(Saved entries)
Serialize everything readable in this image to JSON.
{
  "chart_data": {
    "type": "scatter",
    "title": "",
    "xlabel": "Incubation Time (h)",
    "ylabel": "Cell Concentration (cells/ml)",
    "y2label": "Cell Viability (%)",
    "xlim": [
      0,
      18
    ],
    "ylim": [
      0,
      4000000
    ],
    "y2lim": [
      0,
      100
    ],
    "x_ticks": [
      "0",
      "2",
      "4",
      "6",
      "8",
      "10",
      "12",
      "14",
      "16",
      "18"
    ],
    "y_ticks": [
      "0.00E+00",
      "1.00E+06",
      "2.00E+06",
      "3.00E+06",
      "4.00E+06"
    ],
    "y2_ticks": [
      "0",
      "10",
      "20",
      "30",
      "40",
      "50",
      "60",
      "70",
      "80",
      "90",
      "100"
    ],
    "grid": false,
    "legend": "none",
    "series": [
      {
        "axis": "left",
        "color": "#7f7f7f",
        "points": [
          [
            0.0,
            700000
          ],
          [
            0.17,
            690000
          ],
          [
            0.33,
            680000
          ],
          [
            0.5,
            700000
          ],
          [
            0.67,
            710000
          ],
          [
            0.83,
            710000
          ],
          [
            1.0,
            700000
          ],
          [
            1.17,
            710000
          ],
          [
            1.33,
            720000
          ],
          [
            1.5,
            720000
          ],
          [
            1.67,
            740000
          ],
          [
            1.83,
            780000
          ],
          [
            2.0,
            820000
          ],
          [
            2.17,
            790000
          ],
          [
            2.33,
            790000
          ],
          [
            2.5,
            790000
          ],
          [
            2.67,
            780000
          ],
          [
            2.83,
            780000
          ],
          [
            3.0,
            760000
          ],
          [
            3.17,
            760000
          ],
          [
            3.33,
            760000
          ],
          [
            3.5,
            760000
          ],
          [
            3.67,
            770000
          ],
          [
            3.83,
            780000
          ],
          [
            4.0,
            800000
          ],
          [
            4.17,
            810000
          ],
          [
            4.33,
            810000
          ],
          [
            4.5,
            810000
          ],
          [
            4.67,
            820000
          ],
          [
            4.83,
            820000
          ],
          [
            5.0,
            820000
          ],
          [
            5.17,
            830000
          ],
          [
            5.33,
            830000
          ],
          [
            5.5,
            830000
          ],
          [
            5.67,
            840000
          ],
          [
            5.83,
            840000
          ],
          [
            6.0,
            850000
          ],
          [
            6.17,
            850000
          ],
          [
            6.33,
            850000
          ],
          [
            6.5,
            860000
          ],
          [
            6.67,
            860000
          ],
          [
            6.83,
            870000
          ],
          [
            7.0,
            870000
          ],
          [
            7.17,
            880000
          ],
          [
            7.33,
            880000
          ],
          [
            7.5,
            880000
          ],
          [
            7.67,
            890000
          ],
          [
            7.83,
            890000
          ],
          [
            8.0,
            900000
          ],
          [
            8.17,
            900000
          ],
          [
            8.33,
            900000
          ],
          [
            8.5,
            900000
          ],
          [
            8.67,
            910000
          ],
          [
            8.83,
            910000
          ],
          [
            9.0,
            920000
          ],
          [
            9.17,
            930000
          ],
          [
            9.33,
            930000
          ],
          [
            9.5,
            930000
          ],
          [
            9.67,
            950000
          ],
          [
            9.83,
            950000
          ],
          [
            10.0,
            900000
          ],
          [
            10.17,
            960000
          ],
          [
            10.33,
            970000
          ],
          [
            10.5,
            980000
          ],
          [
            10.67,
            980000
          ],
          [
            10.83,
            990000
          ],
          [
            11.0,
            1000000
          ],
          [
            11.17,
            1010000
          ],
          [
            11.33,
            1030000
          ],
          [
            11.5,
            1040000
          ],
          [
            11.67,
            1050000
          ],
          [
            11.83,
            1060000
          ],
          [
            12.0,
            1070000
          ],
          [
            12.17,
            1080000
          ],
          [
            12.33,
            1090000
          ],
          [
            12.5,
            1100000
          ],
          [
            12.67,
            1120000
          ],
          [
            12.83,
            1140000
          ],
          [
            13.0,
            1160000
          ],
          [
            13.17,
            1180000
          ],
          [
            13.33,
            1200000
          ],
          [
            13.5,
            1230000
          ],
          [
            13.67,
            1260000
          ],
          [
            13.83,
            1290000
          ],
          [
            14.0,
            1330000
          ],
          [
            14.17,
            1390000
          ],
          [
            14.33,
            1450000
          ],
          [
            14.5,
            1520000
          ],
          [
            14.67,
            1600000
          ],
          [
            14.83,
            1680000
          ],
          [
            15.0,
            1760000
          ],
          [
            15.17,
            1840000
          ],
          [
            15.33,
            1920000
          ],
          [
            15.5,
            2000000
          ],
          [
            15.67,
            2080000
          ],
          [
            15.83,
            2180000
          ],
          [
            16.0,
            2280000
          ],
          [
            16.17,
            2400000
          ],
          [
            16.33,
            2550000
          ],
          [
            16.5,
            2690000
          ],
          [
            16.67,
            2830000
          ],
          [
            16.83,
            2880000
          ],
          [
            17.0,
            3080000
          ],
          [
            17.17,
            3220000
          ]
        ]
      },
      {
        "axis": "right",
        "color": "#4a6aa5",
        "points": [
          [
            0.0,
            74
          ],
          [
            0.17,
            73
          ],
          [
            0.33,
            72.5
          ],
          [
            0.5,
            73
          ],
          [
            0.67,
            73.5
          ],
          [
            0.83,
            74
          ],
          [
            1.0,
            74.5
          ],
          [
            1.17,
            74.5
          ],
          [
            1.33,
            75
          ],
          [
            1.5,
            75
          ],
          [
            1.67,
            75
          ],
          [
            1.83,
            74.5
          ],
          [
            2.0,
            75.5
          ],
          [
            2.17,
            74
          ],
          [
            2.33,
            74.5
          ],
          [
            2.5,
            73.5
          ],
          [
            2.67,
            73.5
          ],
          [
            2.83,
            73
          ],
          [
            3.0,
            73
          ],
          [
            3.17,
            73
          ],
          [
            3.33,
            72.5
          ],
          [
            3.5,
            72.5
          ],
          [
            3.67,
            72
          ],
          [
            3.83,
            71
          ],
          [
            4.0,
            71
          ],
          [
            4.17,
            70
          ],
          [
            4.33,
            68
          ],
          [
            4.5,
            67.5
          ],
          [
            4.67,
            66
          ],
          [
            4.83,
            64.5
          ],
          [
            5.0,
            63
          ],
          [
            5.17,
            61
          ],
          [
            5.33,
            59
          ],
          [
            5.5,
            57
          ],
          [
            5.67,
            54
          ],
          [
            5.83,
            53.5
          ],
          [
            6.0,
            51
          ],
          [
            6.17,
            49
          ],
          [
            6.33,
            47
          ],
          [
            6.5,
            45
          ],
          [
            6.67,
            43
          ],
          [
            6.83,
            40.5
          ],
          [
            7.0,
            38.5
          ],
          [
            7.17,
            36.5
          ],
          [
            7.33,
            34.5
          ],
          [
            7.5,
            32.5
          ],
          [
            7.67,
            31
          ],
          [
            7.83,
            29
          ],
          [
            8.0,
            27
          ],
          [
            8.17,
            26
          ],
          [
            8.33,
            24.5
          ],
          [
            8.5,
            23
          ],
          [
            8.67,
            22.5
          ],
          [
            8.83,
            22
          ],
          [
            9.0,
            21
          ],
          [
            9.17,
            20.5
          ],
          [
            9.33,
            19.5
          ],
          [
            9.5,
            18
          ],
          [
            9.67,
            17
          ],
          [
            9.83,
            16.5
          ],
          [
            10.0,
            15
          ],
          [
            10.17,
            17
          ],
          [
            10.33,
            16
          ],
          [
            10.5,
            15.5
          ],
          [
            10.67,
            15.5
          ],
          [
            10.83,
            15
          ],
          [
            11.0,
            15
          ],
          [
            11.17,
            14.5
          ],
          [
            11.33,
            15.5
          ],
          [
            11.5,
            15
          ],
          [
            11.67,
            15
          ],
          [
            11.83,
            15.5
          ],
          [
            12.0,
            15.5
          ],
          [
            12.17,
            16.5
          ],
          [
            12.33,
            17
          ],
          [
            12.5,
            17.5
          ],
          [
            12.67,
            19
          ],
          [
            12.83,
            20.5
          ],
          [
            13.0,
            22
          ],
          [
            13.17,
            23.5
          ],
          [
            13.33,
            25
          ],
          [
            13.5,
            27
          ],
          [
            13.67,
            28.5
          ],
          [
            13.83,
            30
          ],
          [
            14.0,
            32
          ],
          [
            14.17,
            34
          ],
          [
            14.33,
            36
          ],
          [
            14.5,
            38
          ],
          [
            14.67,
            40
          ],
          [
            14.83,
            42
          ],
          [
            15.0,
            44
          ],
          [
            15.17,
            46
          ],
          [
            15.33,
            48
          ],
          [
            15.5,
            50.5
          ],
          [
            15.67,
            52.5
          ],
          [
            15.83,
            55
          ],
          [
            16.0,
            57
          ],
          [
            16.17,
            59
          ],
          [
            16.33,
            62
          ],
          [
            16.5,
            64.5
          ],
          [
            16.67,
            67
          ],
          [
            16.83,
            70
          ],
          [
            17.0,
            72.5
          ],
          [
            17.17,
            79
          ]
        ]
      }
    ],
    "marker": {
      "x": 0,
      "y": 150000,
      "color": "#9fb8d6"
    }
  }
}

DESCRIPTION OF THE TASK
Look through the data above. Each line containing the word "color" needs to be copied.

PROBLEM SOLUTION
        "color": "#7f7f7f",
        "color": "#4a6aa5",
      "color": "#9fb8d6"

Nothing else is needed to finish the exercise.